>> START Material supplied

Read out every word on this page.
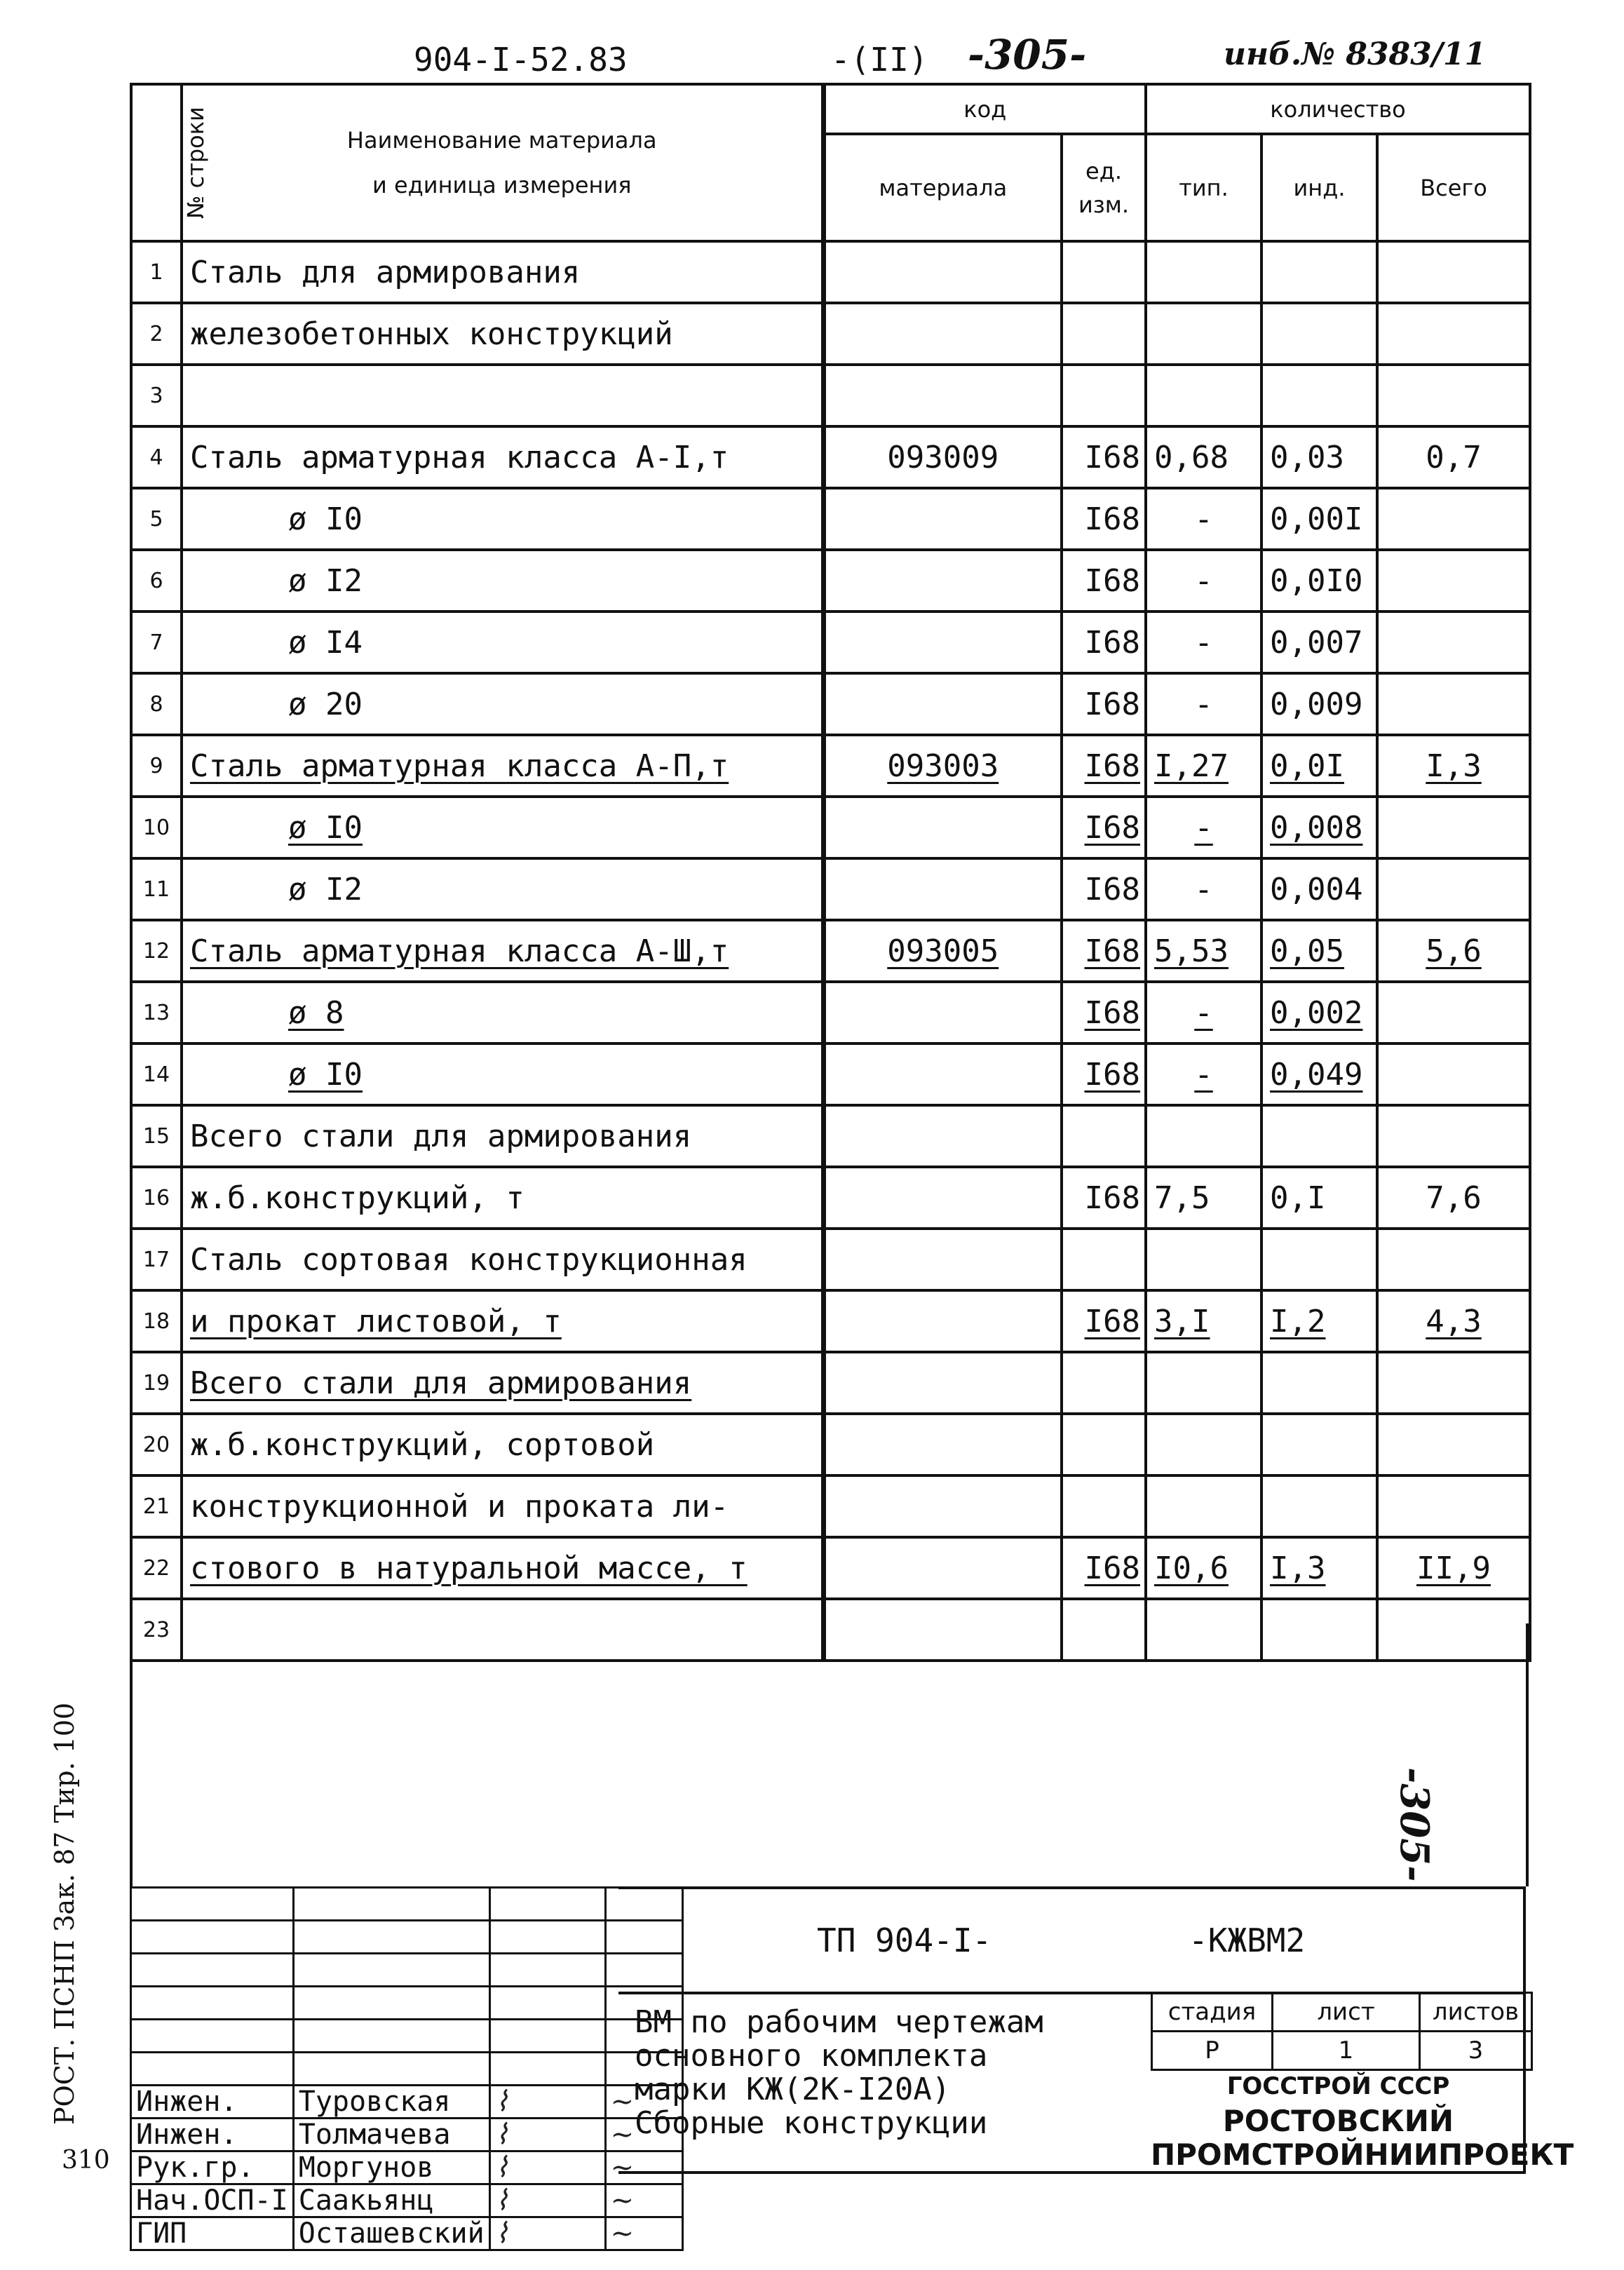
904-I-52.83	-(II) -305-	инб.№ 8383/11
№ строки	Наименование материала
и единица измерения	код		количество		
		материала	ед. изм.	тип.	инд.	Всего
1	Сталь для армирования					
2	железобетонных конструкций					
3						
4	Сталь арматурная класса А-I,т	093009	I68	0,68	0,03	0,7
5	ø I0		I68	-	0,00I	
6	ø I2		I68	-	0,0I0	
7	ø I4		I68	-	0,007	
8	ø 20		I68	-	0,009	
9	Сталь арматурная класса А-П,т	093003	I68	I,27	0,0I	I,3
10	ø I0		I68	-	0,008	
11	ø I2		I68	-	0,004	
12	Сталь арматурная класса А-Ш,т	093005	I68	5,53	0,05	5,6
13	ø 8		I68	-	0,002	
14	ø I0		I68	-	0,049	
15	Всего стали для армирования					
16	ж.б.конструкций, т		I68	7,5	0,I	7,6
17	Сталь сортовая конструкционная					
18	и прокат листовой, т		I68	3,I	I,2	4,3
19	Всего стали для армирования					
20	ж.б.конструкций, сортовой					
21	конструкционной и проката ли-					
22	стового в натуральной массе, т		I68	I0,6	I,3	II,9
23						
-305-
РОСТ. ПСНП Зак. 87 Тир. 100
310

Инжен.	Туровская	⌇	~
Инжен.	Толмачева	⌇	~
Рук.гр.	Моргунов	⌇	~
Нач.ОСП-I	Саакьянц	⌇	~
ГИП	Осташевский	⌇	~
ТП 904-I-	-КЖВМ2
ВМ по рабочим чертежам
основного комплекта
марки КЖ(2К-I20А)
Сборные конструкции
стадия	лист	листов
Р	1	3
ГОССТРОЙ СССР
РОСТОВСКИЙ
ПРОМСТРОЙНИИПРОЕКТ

>> END Material supplied

■ **Aim**
Pick out the lines that have the word "стали". Copy them all.

■ **Exercise answer**
15	Всего стали для армирования					
19	Всего стали для армирования					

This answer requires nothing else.